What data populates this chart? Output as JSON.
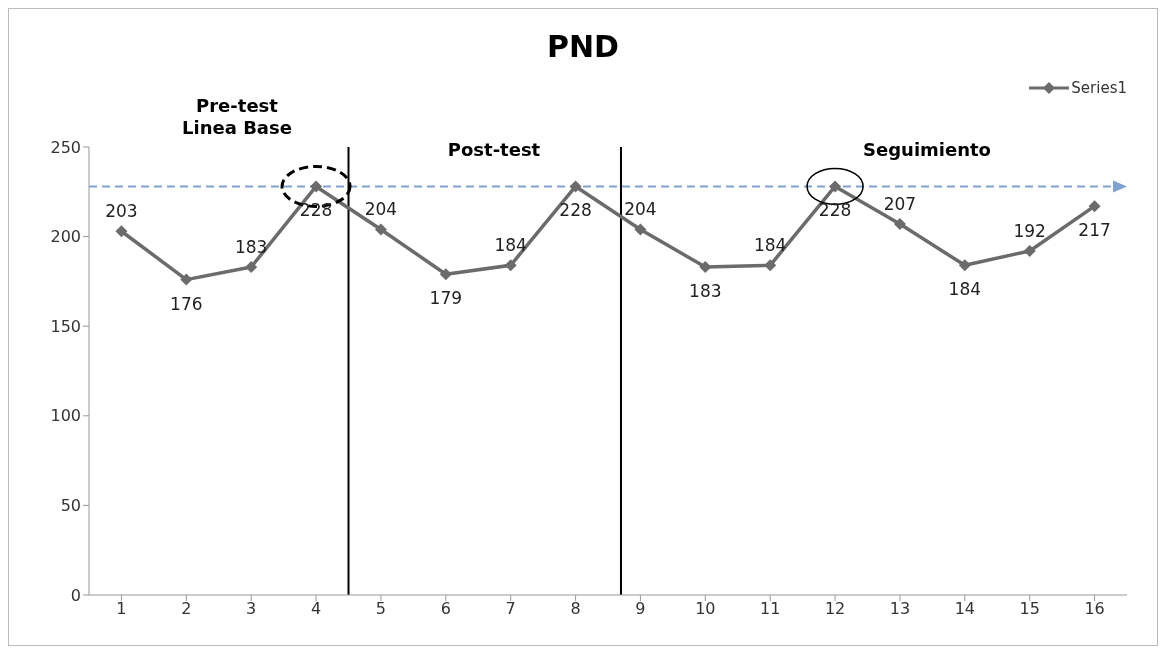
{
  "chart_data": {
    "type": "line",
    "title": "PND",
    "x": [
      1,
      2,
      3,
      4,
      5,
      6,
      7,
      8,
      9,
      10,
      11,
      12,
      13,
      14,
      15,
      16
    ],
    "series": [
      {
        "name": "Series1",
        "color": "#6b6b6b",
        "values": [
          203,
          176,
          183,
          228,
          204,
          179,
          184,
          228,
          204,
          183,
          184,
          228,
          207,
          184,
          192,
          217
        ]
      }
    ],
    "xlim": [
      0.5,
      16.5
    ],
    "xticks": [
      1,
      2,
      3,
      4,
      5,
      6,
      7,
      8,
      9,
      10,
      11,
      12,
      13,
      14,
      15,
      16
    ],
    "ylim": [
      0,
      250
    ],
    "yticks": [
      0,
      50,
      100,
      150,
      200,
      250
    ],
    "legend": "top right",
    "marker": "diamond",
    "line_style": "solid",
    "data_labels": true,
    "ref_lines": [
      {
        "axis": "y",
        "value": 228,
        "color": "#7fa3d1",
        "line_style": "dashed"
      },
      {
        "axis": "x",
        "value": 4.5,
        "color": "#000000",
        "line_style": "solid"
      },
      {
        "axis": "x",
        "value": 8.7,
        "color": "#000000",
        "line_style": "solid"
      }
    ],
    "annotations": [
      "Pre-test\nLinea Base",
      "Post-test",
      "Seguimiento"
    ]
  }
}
────────
Reproduce every entry word for word, but skip any pictures.

What data populates this chart? Output as JSON.
{
  "chart_data": {
    "type": "line",
    "title": "PND",
    "x": [
      1,
      2,
      3,
      4,
      5,
      6,
      7,
      8,
      9,
      10,
      11,
      12,
      13,
      14,
      15,
      16
    ],
    "series": [
      {
        "name": "Series1",
        "color": "#6b6b6b",
        "values": [
          203,
          176,
          183,
          228,
          204,
          179,
          184,
          228,
          204,
          183,
          184,
          228,
          207,
          184,
          192,
          217
        ]
      }
    ],
    "xlim": [
      0.5,
      16.5
    ],
    "xticks": [
      1,
      2,
      3,
      4,
      5,
      6,
      7,
      8,
      9,
      10,
      11,
      12,
      13,
      14,
      15,
      16
    ],
    "ylim": [
      0,
      250
    ],
    "yticks": [
      0,
      50,
      100,
      150,
      200,
      250
    ],
    "legend": "top right",
    "marker": "diamond",
    "line_style": "solid",
    "data_labels": true,
    "ref_lines": [
      {
        "axis": "y",
        "value": 228,
        "color": "#7fa3d1",
        "line_style": "dashed"
      },
      {
        "axis": "x",
        "value": 4.5,
        "color": "#000000",
        "line_style": "solid"
      },
      {
        "axis": "x",
        "value": 8.7,
        "color": "#000000",
        "line_style": "solid"
      }
    ],
    "annotations": [
      "Pre-test\nLinea Base",
      "Post-test",
      "Seguimiento"
    ]
  }
}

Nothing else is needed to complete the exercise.